Please format the items below as a JSON list of strings, with one string for each line and any blank lines left out.

======== Stored data

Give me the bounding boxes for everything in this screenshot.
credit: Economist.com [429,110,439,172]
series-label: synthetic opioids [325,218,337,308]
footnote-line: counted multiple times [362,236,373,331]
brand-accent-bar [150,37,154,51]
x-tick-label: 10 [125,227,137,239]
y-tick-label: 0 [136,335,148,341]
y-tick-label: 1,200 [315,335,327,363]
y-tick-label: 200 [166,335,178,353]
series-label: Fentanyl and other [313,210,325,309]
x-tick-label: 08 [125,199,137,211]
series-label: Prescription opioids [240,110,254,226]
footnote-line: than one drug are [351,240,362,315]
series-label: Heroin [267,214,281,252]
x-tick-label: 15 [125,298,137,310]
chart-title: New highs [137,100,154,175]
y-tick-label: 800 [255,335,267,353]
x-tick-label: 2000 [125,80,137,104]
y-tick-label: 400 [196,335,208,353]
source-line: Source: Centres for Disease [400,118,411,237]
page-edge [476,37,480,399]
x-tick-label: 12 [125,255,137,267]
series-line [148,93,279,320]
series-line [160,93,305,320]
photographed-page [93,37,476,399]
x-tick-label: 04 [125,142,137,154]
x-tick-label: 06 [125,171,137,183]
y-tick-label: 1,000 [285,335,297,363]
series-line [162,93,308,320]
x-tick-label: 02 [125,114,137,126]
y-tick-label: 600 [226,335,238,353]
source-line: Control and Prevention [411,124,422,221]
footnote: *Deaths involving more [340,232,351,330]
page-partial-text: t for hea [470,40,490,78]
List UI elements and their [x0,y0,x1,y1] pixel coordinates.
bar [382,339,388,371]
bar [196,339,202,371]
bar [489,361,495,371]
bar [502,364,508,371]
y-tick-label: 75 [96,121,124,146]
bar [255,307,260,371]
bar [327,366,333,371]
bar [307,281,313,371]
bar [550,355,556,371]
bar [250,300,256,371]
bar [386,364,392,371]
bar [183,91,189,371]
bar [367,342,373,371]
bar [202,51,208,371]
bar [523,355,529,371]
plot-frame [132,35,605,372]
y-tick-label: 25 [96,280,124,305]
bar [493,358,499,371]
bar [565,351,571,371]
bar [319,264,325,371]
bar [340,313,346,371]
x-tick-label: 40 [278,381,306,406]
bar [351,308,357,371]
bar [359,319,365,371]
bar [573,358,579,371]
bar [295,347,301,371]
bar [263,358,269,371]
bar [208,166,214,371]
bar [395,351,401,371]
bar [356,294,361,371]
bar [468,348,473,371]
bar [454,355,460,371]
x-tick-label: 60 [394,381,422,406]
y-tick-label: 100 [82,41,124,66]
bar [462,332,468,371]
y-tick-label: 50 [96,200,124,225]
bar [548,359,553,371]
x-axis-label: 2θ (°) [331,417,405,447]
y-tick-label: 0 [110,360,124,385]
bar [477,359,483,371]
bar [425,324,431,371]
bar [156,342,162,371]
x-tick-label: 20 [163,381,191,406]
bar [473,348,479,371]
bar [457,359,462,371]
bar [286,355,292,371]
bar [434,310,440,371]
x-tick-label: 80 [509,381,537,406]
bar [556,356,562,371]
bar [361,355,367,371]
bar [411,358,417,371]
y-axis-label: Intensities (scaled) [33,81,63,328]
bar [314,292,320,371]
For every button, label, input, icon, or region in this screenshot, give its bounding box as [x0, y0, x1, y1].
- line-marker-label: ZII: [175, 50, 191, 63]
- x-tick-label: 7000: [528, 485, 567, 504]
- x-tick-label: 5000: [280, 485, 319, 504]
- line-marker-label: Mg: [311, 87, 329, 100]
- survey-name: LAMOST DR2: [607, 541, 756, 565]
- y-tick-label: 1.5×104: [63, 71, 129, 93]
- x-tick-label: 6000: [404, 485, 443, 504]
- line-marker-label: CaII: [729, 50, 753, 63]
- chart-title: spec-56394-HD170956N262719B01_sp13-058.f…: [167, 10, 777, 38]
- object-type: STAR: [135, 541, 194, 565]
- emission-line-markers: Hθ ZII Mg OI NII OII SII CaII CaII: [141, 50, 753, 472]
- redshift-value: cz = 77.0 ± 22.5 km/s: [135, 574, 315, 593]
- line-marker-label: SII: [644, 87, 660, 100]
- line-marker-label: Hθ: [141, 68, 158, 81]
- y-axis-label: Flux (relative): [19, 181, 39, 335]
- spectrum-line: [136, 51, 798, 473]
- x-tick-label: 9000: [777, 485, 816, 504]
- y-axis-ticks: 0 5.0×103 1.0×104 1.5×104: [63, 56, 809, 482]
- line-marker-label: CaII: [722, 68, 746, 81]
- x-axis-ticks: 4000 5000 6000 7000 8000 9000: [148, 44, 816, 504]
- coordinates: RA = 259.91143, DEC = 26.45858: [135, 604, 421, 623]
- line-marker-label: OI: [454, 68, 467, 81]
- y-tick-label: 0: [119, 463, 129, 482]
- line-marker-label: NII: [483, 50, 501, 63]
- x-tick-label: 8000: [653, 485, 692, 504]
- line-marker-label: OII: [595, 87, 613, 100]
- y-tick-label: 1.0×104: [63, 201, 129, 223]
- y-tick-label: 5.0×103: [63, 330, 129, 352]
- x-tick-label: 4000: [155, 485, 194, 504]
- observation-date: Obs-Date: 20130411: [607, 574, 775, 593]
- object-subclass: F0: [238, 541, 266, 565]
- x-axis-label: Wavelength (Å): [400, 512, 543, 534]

================

# [Reply]
[
  "Give me the bounding boxes for everything in this screenshot.",
  "credit: Economist.com [429,110,439,172]",
  "series-label: synthetic opioids [325,218,337,308]",
  "footnote-line: counted multiple times [362,236,373,331]",
  "brand-accent-bar [150,37,154,51]",
  "x-tick-label: 10 [125,227,137,239]",
  "y-tick-label: 0 [136,335,148,341]",
  "y-tick-label: 1,200 [315,335,327,363]",
  "y-tick-label: 200 [166,335,178,353]",
  "series-label: Fentanyl and other [313,210,325,309]",
  "x-tick-label: 08 [125,199,137,211]",
  "series-label: Prescription opioids [240,110,254,226]",
  "footnote-line: than one drug are [351,240,362,315]",
  "series-label: Heroin [267,214,281,252]",
  "x-tick-label: 15 [125,298,137,310]",
  "chart-title: New highs [137,100,154,175]",
  "y-tick-label: 800 [255,335,267,353]",
  "x-tick-label: 2000 [125,80,137,104]",
  "y-tick-label: 400 [196,335,208,353]",
  "source-line: Source: Centres for Disease [400,118,411,237]",
  "page-edge [476,37,480,399]",
  "x-tick-label: 12 [125,255,137,267]",
  "series-line [148,93,279,320]",
  "series-line [160,93,305,320]",
  "photographed-page [93,37,476,399]",
  "x-tick-label: 04 [125,142,137,154]",
  "x-tick-label: 06 [125,171,137,183]",
  "y-tick-label: 1,000 [285,335,297,363]",
  "series-line [162,93,308,320]",
  "x-tick-label: 02 [125,114,137,126]",
  "y-tick-label: 600 [226,335,238,353]",
  "source-line: Control and Prevention [411,124,422,221]",
  "footnote: *Deaths involving more [340,232,351,330]",
  "page-partial-text: t for hea [470,40,490,78]",
  "List UI elements and their [x0,y0,x1,y1] pixel coordinates.",
  "bar [382,339,388,371]",
  "bar [196,339,202,371]",
  "bar [489,361,495,371]",
  "bar [502,364,508,371]",
  "y-tick-label: 75 [96,121,124,146]",
  "bar [255,307,260,371]",
  "bar [327,366,333,371]",
  "bar [307,281,313,371]",
  "bar [550,355,556,371]",
  "bar [250,300,256,371]",
  "bar [386,364,392,371]",
  "bar [183,91,189,371]",
  "bar [367,342,373,371]",
  "bar [202,51,208,371]",
  "bar [523,355,529,371]",
  "plot-frame [132,35,605,372]",
  "y-tick-label: 25 [96,280,124,305]",
  "bar [493,358,499,371]",
  "bar [565,351,571,371]",
  "bar [319,264,325,371]",
  "bar [340,313,346,371]",
  "x-tick-label: 40 [278,381,306,406]",
  "bar [351,308,357,371]",
  "bar [359,319,365,371]",
  "bar [573,358,579,371]",
  "bar [295,347,301,371]",
  "bar [263,358,269,371]",
  "bar [208,166,214,371]",
  "bar [395,351,401,371]",
  "bar [356,294,361,371]",
  "bar [468,348,473,371]",
  "bar [454,355,460,371]",
  "x-tick-label: 60 [394,381,422,406]",
  "y-tick-label: 100 [82,41,124,66]",
  "bar [462,332,468,371]",
  "y-tick-label: 50 [96,200,124,225]",
  "bar [548,359,553,371]",
  "x-axis-label: 2θ (°) [331,417,405,447]",
  "y-tick-label: 0 [110,360,124,385]",
  "bar [477,359,483,371]",
  "bar [425,324,431,371]",
  "bar [156,342,162,371]",
  "x-tick-label: 20 [163,381,191,406]",
  "bar [473,348,479,371]",
  "bar [457,359,462,371]",
  "bar [286,355,292,371]",
  "bar [434,310,440,371]",
  "x-tick-label: 80 [509,381,537,406]",
  "bar [556,356,562,371]",
  "bar [361,355,367,371]",
  "bar [411,358,417,371]",
  "y-axis-label: Intensities (scaled) [33,81,63,328]",
  "bar [314,292,320,371]",
  "For every button, label, input, icon, or region in this screenshot, give its bounding box as [x0, y0, x1, y1].",
  "- line-marker-label: ZII: [175, 50, 191, 63]",
  "- x-tick-label: 7000: [528, 485, 567, 504]",
  "- x-tick-label: 5000: [280, 485, 319, 504]",
  "- line-marker-label: Mg: [311, 87, 329, 100]",
  "- survey-name: LAMOST DR2: [607, 541, 756, 565]",
  "- y-tick-label: 1.5×104: [63, 71, 129, 93]",
  "- x-tick-label: 6000: [404, 485, 443, 504]",
  "- line-marker-label: CaII: [729, 50, 753, 63]",
  "- chart-title: spec-56394-HD170956N262719B01_sp13-058.f…: [167, 10, 777, 38]",
  "- object-type: STAR: [135, 541, 194, 565]",
  "- emission-line-markers: Hθ ZII Mg OI NII OII SII CaII CaII: [141, 50, 753, 472]",
  "- redshift-value: cz = 77.0 ± 22.5 km/s: [135, 574, 315, 593]",
  "- line-marker-label: SII: [644, 87, 660, 100]",
  "- line-marker-label: Hθ: [141, 68, 158, 81]",
  "- y-axis-label: Flux (relative): [19, 181, 39, 335]",
  "- spectrum-line: [136, 51, 798, 473]",
  "- x-tick-label: 9000: [777, 485, 816, 504]",
  "- y-axis-ticks: 0 5.0×103 1.0×104 1.5×104: [63, 56, 809, 482]",
  "- line-marker-label: CaII: [722, 68, 746, 81]",
  "- x-axis-ticks: 4000 5000 6000 7000 8000 9000: [148, 44, 816, 504]",
  "- coordinates: RA = 259.91143, DEC = 26.45858: [135, 604, 421, 623]",
  "- line-marker-label: OI: [454, 68, 467, 81]",
  "- y-tick-label: 0: [119, 463, 129, 482]",
  "- line-marker-label: NII: [483, 50, 501, 63]",
  "- x-tick-label: 8000: [653, 485, 692, 504]",
  "- line-marker-label: OII: [595, 87, 613, 100]",
  "- y-tick-label: 1.0×104: [63, 201, 129, 223]",
  "- y-tick-label: 5.0×103: [63, 330, 129, 352]",
  "- x-tick-label: 4000: [155, 485, 194, 504]",
  "- observation-date: Obs-Date: 20130411: [607, 574, 775, 593]",
  "- object-subclass: F0: [238, 541, 266, 565]",
  "- x-axis-label: Wavelength (Å): [400, 512, 543, 534]"
]